Exercise directions — From the entries that follow, gather each line holding the word "Test".

Data listing:
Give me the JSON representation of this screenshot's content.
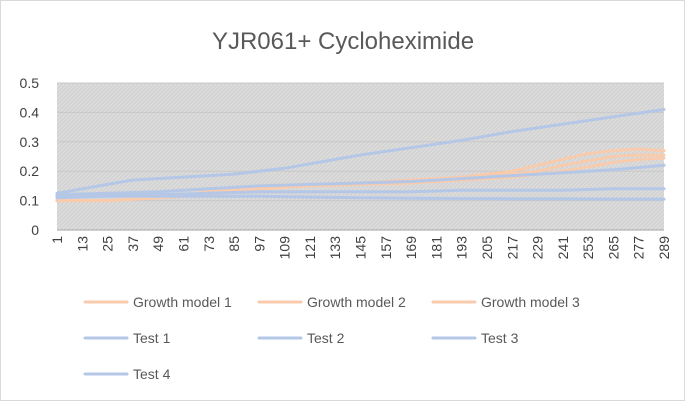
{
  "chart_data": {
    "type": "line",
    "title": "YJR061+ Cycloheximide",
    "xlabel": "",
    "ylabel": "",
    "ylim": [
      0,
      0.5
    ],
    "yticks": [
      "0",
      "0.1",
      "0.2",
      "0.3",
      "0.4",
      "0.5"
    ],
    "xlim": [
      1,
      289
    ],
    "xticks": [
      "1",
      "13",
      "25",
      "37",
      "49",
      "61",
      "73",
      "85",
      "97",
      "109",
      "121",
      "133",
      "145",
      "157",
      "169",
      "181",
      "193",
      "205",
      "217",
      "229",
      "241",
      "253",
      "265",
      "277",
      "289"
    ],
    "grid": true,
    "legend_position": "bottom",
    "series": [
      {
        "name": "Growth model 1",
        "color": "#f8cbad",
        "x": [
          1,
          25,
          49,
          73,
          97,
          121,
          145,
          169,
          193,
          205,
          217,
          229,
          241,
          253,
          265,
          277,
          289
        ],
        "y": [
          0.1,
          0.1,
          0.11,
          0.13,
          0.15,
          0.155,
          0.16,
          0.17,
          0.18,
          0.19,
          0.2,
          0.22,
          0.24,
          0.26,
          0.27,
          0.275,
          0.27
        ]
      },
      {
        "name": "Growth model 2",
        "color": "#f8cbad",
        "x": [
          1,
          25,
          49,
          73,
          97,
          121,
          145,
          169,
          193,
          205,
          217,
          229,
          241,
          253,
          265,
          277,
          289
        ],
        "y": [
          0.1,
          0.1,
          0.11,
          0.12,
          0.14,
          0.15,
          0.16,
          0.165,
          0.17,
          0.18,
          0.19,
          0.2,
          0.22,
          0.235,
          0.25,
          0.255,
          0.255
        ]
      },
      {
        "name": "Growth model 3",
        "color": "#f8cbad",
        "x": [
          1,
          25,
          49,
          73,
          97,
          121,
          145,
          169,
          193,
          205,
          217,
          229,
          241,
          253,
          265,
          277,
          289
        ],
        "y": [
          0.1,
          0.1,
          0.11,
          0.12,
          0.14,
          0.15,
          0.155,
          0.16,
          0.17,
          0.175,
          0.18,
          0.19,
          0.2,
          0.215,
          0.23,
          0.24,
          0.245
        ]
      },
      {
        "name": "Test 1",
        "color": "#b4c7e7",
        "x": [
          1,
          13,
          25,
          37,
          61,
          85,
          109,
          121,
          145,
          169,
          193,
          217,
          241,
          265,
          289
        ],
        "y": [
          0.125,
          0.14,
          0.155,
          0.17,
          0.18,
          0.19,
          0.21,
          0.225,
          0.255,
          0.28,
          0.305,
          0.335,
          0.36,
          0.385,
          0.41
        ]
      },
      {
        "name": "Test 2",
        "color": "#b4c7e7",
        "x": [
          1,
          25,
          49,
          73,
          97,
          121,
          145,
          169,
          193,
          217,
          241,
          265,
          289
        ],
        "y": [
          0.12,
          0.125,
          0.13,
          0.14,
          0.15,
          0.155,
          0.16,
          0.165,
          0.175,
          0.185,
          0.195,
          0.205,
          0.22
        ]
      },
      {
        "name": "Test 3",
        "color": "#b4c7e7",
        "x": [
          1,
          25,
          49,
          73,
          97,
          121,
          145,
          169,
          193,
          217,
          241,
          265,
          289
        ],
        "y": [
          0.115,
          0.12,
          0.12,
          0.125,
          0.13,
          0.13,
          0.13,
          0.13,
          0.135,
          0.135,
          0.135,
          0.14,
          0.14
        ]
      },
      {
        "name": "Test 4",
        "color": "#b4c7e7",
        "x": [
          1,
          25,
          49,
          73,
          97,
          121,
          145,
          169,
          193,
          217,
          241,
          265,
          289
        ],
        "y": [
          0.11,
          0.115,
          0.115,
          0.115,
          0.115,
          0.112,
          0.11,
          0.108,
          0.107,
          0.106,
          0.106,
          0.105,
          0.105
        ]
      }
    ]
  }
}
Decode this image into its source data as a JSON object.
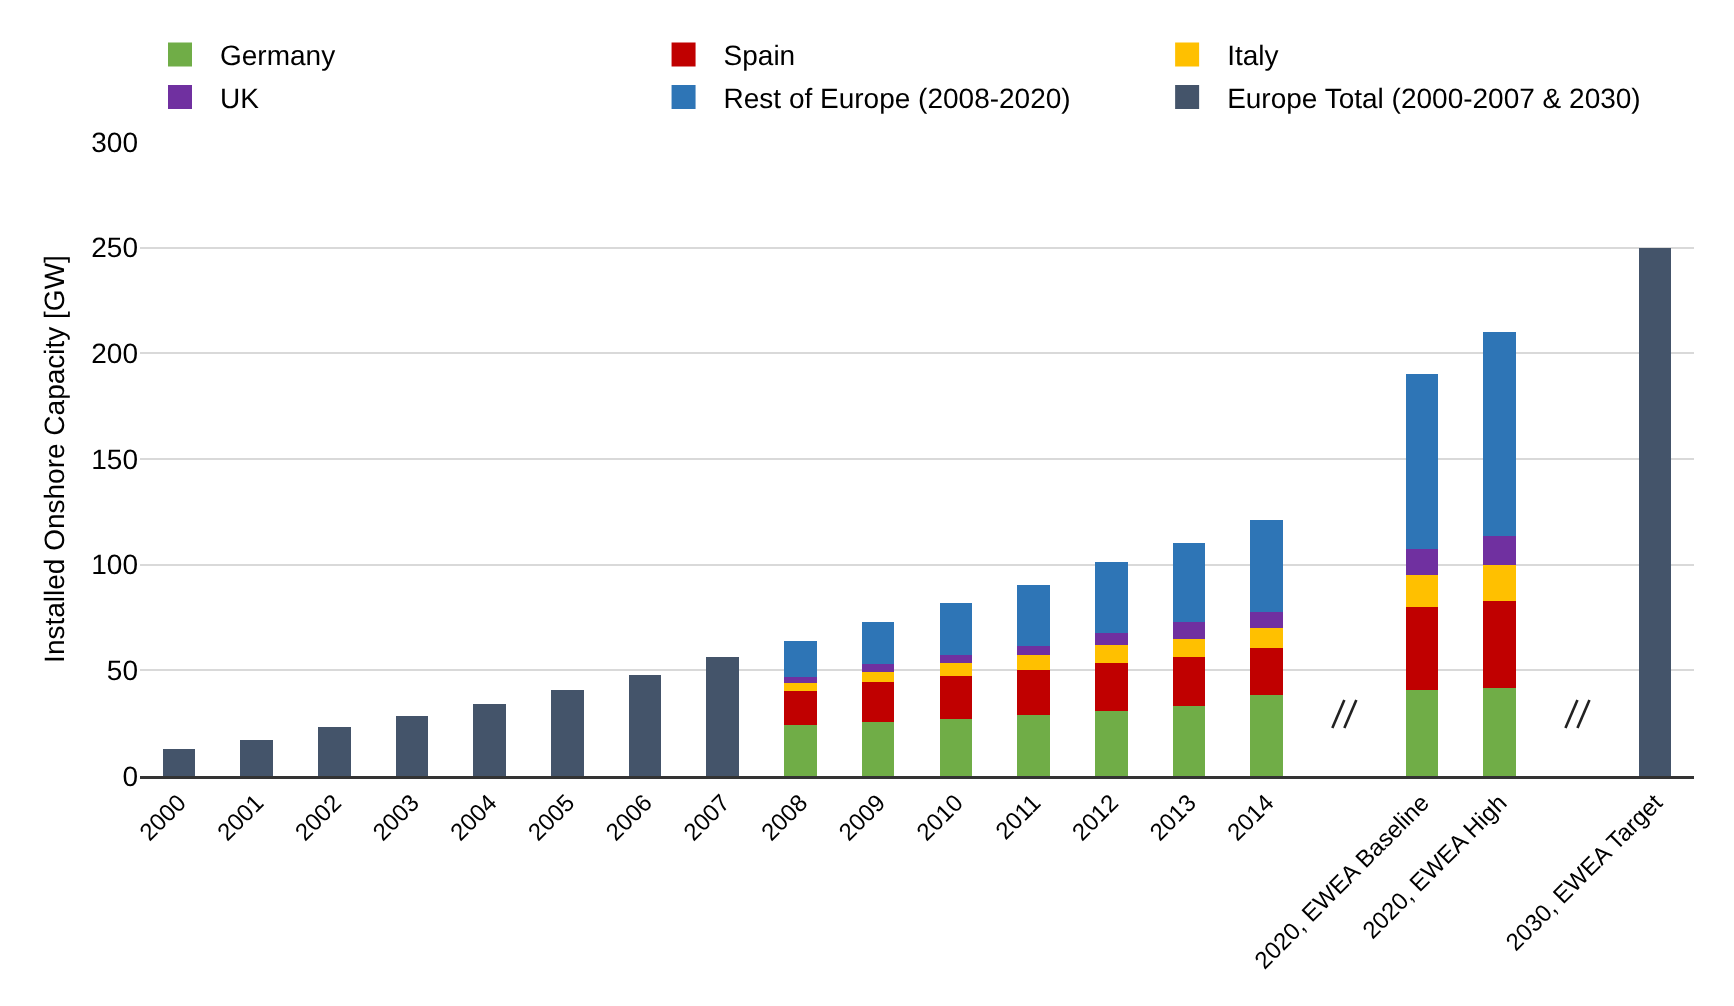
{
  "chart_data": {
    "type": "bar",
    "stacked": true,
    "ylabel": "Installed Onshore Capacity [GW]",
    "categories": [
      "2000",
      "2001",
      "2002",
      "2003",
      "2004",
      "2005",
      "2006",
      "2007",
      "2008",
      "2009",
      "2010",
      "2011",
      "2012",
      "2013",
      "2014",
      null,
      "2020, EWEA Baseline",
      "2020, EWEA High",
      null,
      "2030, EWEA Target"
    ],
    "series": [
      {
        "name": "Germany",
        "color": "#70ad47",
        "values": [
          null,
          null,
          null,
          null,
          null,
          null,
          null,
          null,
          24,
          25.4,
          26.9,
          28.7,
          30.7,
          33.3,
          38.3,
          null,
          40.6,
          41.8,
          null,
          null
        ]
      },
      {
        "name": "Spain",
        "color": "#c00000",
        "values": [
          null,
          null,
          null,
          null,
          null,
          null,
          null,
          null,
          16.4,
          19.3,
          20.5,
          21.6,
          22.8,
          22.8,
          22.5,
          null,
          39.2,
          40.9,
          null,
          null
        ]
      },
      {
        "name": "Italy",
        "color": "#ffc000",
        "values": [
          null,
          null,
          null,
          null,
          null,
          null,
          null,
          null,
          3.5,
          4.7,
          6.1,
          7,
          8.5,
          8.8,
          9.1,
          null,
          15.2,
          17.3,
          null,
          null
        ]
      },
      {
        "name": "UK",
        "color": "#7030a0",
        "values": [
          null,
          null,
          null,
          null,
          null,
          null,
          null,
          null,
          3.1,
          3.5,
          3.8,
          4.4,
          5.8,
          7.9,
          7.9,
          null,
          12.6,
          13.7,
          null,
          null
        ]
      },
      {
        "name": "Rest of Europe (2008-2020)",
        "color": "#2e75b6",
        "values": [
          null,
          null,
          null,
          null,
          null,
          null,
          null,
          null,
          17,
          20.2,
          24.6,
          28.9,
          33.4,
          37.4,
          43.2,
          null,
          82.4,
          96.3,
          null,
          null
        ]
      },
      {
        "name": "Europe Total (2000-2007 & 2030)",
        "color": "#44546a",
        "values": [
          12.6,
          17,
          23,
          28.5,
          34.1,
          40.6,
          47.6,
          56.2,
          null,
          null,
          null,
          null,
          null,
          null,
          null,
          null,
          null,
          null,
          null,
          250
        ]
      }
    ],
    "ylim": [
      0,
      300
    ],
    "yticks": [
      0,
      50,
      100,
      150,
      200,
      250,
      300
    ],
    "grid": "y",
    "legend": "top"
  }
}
---
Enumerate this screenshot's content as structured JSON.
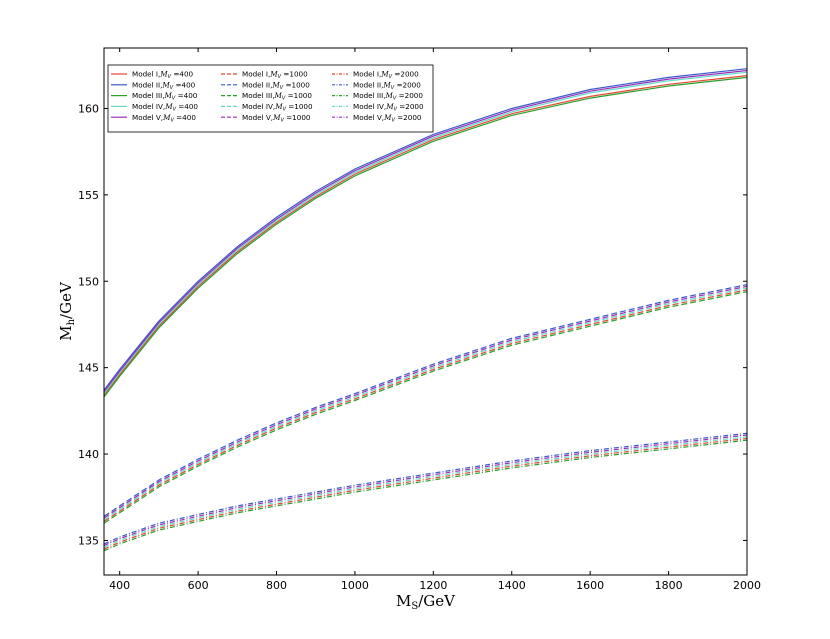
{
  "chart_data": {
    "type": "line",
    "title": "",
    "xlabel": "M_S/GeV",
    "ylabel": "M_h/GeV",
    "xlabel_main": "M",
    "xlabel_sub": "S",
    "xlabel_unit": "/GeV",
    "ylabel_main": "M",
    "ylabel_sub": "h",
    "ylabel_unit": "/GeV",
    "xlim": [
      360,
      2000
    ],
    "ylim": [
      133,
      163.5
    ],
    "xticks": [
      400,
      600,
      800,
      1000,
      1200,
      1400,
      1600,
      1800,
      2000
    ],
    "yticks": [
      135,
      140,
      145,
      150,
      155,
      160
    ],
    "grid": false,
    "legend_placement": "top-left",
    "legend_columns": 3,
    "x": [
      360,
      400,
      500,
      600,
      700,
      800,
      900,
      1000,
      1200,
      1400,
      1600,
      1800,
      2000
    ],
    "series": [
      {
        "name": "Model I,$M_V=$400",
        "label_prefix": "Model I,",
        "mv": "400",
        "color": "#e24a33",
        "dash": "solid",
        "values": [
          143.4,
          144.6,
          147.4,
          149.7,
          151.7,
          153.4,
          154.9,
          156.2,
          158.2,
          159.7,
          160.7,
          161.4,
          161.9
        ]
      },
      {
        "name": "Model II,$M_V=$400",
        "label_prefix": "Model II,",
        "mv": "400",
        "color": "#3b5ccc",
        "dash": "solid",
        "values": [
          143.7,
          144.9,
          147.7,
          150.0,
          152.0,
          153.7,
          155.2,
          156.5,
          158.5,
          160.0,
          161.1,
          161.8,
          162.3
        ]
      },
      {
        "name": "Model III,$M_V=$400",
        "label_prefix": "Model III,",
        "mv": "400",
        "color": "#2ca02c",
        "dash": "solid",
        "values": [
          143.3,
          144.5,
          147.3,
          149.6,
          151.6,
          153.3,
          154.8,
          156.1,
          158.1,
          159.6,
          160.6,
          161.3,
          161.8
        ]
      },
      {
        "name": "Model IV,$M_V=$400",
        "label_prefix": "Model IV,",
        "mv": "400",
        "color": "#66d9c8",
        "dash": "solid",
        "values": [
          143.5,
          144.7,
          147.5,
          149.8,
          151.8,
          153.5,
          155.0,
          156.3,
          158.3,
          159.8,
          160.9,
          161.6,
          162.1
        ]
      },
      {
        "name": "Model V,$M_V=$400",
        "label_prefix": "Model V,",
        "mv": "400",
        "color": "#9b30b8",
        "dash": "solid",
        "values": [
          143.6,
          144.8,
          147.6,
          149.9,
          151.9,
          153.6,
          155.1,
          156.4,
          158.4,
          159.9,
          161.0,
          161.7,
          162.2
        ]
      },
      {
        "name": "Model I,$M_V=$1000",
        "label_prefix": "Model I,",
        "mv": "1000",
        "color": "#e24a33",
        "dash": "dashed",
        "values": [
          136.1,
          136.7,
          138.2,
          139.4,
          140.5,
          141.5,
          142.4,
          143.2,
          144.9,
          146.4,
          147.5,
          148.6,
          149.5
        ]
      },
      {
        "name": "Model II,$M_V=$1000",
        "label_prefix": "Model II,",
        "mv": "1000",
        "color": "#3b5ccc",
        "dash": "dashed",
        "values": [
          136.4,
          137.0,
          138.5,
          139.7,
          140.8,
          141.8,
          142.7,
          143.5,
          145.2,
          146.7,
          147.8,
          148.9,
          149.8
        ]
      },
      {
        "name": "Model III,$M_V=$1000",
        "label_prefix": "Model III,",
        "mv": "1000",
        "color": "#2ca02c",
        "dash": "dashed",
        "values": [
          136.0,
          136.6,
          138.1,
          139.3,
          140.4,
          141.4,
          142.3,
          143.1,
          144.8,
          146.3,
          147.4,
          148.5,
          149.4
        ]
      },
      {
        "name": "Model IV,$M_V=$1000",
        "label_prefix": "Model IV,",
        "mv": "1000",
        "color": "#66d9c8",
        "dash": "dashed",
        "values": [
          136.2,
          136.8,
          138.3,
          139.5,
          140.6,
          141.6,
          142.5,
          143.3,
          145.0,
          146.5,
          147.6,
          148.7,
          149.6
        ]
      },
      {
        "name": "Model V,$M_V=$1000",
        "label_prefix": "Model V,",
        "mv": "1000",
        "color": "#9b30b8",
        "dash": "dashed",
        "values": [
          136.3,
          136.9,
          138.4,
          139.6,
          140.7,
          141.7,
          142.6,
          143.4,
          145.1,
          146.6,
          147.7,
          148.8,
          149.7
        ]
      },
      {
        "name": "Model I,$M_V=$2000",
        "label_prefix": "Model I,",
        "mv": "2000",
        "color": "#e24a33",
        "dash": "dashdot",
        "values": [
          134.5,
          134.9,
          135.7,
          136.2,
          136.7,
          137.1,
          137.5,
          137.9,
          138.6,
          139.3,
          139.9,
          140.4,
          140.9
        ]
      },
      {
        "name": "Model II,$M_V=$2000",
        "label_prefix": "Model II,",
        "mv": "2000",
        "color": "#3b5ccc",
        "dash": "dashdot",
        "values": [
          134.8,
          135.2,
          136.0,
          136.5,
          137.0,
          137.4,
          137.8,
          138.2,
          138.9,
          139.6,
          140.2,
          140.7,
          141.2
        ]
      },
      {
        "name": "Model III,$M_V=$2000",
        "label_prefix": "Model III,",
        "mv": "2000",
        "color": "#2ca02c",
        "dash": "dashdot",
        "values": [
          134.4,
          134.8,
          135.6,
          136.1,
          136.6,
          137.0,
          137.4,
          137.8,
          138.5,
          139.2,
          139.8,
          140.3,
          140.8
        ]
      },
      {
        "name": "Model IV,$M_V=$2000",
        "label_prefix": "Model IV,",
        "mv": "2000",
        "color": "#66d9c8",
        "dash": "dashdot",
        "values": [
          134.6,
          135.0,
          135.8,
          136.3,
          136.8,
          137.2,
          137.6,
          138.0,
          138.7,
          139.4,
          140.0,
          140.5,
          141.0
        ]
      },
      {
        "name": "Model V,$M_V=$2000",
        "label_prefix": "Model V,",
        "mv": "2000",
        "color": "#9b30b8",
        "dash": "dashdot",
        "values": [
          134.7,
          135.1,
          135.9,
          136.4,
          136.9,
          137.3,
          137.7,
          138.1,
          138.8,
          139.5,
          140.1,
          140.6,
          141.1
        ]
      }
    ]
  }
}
==
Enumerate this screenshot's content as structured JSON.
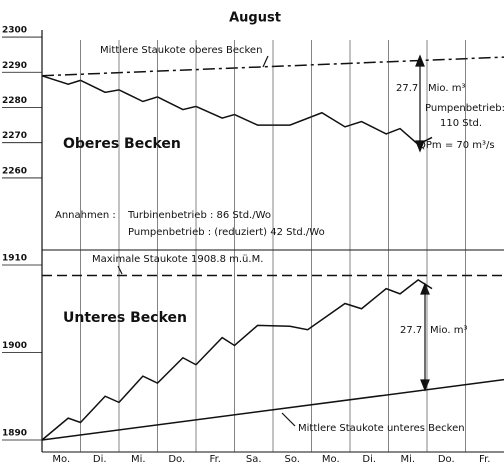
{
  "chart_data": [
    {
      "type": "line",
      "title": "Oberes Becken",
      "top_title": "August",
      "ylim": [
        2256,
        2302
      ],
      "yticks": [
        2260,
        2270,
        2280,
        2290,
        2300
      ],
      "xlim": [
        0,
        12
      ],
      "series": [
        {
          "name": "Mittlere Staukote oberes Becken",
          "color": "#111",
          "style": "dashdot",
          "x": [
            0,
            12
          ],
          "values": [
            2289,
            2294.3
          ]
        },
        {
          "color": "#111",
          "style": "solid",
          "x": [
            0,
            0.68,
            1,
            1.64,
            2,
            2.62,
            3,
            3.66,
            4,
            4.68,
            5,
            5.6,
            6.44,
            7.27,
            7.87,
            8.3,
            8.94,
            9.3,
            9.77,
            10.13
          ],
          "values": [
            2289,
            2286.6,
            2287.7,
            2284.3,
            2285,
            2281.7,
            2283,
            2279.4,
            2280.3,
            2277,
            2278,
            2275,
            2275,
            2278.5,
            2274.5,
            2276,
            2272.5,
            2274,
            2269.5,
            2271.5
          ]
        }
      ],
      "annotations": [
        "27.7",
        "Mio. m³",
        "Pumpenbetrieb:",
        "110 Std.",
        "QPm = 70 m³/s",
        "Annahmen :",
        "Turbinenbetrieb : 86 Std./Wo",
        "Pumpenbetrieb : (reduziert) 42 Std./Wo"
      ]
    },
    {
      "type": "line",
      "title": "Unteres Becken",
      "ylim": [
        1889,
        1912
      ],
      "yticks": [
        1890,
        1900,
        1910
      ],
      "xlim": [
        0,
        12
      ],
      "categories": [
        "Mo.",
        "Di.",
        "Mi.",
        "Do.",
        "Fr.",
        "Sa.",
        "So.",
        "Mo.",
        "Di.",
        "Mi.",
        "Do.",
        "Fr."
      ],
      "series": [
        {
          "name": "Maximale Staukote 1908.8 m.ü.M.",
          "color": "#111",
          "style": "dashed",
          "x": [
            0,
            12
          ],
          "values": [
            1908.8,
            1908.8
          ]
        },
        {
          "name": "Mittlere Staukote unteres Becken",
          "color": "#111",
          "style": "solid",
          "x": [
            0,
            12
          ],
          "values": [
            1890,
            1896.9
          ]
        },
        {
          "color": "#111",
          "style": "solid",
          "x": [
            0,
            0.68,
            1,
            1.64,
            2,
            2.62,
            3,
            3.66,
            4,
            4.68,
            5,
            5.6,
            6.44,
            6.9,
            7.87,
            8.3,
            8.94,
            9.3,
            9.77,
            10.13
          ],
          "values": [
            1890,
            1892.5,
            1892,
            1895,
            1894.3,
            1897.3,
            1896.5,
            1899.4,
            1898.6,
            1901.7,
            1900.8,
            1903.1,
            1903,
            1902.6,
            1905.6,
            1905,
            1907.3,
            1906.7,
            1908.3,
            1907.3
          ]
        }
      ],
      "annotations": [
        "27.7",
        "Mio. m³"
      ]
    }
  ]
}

Reply to the exercise —
        "name": "Test 1",
        "name": "Test 2",
        "name": "Test 3",
        "name": "Test 4",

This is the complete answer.